## WHAT THE EXERCISE ASKS
Repeat all entries exactly.
==== INPUT
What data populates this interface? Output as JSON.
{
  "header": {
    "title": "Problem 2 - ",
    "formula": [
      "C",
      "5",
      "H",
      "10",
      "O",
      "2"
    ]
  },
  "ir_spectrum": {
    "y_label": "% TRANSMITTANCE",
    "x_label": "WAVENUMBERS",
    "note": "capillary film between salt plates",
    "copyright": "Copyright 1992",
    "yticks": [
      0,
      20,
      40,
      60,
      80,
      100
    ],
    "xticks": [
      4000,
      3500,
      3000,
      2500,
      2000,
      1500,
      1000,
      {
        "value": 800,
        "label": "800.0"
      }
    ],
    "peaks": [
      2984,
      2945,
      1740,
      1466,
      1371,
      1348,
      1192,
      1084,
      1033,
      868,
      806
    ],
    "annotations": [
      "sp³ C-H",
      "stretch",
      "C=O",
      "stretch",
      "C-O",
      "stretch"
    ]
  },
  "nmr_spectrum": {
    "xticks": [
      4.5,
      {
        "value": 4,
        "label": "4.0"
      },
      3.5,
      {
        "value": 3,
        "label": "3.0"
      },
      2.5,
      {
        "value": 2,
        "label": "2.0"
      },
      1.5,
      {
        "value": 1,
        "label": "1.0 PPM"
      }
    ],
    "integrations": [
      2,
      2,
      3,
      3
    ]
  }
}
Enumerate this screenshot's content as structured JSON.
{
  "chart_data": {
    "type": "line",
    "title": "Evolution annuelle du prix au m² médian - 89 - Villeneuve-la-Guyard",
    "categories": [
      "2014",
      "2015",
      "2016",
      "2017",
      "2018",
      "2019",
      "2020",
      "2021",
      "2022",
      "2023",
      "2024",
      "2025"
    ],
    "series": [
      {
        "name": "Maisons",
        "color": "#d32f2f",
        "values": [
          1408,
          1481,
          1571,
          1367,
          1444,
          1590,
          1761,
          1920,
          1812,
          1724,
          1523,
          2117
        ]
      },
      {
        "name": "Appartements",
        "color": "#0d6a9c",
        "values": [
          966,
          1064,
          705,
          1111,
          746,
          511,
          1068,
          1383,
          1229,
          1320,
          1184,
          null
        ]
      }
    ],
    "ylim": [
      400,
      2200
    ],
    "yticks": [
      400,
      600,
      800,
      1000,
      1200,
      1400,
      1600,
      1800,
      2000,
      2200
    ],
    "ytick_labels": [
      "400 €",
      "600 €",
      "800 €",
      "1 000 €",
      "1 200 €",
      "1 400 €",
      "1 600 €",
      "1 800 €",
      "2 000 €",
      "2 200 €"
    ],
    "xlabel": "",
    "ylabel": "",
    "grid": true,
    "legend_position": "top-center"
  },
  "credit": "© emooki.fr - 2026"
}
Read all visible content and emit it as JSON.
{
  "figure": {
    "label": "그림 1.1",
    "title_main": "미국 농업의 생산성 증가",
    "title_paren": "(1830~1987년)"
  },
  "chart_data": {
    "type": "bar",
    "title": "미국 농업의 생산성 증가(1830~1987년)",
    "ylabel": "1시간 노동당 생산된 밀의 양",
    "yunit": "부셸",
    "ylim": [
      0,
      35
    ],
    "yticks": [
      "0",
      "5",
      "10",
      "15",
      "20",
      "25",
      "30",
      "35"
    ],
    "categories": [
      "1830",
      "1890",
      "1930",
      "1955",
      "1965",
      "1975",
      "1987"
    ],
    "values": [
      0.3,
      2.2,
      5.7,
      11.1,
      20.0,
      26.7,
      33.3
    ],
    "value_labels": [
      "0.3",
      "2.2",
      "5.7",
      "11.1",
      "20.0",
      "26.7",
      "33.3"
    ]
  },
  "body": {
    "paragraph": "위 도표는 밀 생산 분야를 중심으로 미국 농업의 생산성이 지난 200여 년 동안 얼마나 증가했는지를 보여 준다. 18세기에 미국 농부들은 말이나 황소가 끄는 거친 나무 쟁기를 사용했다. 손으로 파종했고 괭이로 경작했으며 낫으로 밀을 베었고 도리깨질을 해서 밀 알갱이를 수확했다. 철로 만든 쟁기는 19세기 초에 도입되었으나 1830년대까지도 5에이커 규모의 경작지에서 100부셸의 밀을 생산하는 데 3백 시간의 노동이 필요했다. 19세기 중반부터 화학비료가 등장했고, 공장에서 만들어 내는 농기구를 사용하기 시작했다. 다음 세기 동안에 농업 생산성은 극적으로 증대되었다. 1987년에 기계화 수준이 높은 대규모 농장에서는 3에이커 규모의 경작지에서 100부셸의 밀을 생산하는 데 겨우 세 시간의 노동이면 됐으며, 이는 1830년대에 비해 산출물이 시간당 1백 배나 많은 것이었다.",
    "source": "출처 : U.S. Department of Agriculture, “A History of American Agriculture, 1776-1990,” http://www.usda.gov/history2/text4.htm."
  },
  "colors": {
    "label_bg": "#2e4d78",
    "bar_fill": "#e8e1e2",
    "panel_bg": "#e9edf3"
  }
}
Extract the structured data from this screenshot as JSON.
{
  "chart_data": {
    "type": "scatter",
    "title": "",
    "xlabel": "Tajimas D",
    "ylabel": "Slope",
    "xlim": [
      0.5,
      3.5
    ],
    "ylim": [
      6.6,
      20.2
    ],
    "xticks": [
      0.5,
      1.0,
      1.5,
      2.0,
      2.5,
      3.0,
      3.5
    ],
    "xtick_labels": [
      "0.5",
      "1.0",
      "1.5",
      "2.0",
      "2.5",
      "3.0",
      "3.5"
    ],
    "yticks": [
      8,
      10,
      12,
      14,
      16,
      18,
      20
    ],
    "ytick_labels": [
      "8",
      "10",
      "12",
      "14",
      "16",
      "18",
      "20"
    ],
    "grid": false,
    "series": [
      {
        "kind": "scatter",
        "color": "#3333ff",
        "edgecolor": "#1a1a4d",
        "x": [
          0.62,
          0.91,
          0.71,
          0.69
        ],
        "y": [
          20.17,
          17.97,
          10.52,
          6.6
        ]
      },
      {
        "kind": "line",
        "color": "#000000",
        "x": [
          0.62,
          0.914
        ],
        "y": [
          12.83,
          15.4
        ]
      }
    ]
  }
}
========
## REPLY
What data populates this interface? Output as JSON.
{
  "header": {
    "title": "Problem 2 - ",
    "formula": [
      "C",
      "5",
      "H",
      "10",
      "O",
      "2"
    ]
  },
  "ir_spectrum": {
    "y_label": "% TRANSMITTANCE",
    "x_label": "WAVENUMBERS",
    "note": "capillary film between salt plates",
    "copyright": "Copyright 1992",
    "yticks": [
      0,
      20,
      40,
      60,
      80,
      100
    ],
    "xticks": [
      4000,
      3500,
      3000,
      2500,
      2000,
      1500,
      1000,
      {
        "value": 800,
        "label": "800.0"
      }
    ],
    "peaks": [
      2984,
      2945,
      1740,
      1466,
      1371,
      1348,
      1192,
      1084,
      1033,
      868,
      806
    ],
    "annotations": [
      "sp³ C-H",
      "stretch",
      "C=O",
      "stretch",
      "C-O",
      "stretch"
    ]
  },
  "nmr_spectrum": {
    "xticks": [
      4.5,
      {
        "value": 4,
        "label": "4.0"
      },
      3.5,
      {
        "value": 3,
        "label": "3.0"
      },
      2.5,
      {
        "value": 2,
        "label": "2.0"
      },
      1.5,
      {
        "value": 1,
        "label": "1.0 PPM"
      }
    ],
    "integrations": [
      2,
      2,
      3,
      3
    ]
  }
}
Enumerate this screenshot's content as structured JSON.
{
  "chart_data": {
    "type": "line",
    "title": "Evolution annuelle du prix au m² médian - 89 - Villeneuve-la-Guyard",
    "categories": [
      "2014",
      "2015",
      "2016",
      "2017",
      "2018",
      "2019",
      "2020",
      "2021",
      "2022",
      "2023",
      "2024",
      "2025"
    ],
    "series": [
      {
        "name": "Maisons",
        "color": "#d32f2f",
        "values": [
          1408,
          1481,
          1571,
          1367,
          1444,
          1590,
          1761,
          1920,
          1812,
          1724,
          1523,
          2117
        ]
      },
      {
        "name": "Appartements",
        "color": "#0d6a9c",
        "values": [
          966,
          1064,
          705,
          1111,
          746,
          511,
          1068,
          1383,
          1229,
          1320,
          1184,
          null
        ]
      }
    ],
    "ylim": [
      400,
      2200
    ],
    "yticks": [
      400,
      600,
      800,
      1000,
      1200,
      1400,
      1600,
      1800,
      2000,
      2200
    ],
    "ytick_labels": [
      "400 €",
      "600 €",
      "800 €",
      "1 000 €",
      "1 200 €",
      "1 400 €",
      "1 600 €",
      "1 800 €",
      "2 000 €",
      "2 200 €"
    ],
    "xlabel": "",
    "ylabel": "",
    "grid": true,
    "legend_position": "top-center"
  },
  "credit": "© emooki.fr - 2026"
}
Read all visible content and emit it as JSON.
{
  "figure": {
    "label": "그림 1.1",
    "title_main": "미국 농업의 생산성 증가",
    "title_paren": "(1830~1987년)"
  },
  "chart_data": {
    "type": "bar",
    "title": "미국 농업의 생산성 증가(1830~1987년)",
    "ylabel": "1시간 노동당 생산된 밀의 양",
    "yunit": "부셸",
    "ylim": [
      0,
      35
    ],
    "yticks": [
      "0",
      "5",
      "10",
      "15",
      "20",
      "25",
      "30",
      "35"
    ],
    "categories": [
      "1830",
      "1890",
      "1930",
      "1955",
      "1965",
      "1975",
      "1987"
    ],
    "values": [
      0.3,
      2.2,
      5.7,
      11.1,
      20.0,
      26.7,
      33.3
    ],
    "value_labels": [
      "0.3",
      "2.2",
      "5.7",
      "11.1",
      "20.0",
      "26.7",
      "33.3"
    ]
  },
  "body": {
    "paragraph": "위 도표는 밀 생산 분야를 중심으로 미국 농업의 생산성이 지난 200여 년 동안 얼마나 증가했는지를 보여 준다. 18세기에 미국 농부들은 말이나 황소가 끄는 거친 나무 쟁기를 사용했다. 손으로 파종했고 괭이로 경작했으며 낫으로 밀을 베었고 도리깨질을 해서 밀 알갱이를 수확했다. 철로 만든 쟁기는 19세기 초에 도입되었으나 1830년대까지도 5에이커 규모의 경작지에서 100부셸의 밀을 생산하는 데 3백 시간의 노동이 필요했다. 19세기 중반부터 화학비료가 등장했고, 공장에서 만들어 내는 농기구를 사용하기 시작했다. 다음 세기 동안에 농업 생산성은 극적으로 증대되었다. 1987년에 기계화 수준이 높은 대규모 농장에서는 3에이커 규모의 경작지에서 100부셸의 밀을 생산하는 데 겨우 세 시간의 노동이면 됐으며, 이는 1830년대에 비해 산출물이 시간당 1백 배나 많은 것이었다.",
    "source": "출처 : U.S. Department of Agriculture, “A History of American Agriculture, 1776-1990,” http://www.usda.gov/history2/text4.htm."
  },
  "colors": {
    "label_bg": "#2e4d78",
    "bar_fill": "#e8e1e2",
    "panel_bg": "#e9edf3"
  }
}
Extract the structured data from this screenshot as JSON.
{
  "chart_data": {
    "type": "scatter",
    "title": "",
    "xlabel": "Tajimas D",
    "ylabel": "Slope",
    "xlim": [
      0.5,
      3.5
    ],
    "ylim": [
      6.6,
      20.2
    ],
    "xticks": [
      0.5,
      1.0,
      1.5,
      2.0,
      2.5,
      3.0,
      3.5
    ],
    "xtick_labels": [
      "0.5",
      "1.0",
      "1.5",
      "2.0",
      "2.5",
      "3.0",
      "3.5"
    ],
    "yticks": [
      8,
      10,
      12,
      14,
      16,
      18,
      20
    ],
    "ytick_labels": [
      "8",
      "10",
      "12",
      "14",
      "16",
      "18",
      "20"
    ],
    "grid": false,
    "series": [
      {
        "kind": "scatter",
        "color": "#3333ff",
        "edgecolor": "#1a1a4d",
        "x": [
          0.62,
          0.91,
          0.71,
          0.69
        ],
        "y": [
          20.17,
          17.97,
          10.52,
          6.6
        ]
      },
      {
        "kind": "line",
        "color": "#000000",
        "x": [
          0.62,
          0.914
        ],
        "y": [
          12.83,
          15.4
        ]
      }
    ]
  }
}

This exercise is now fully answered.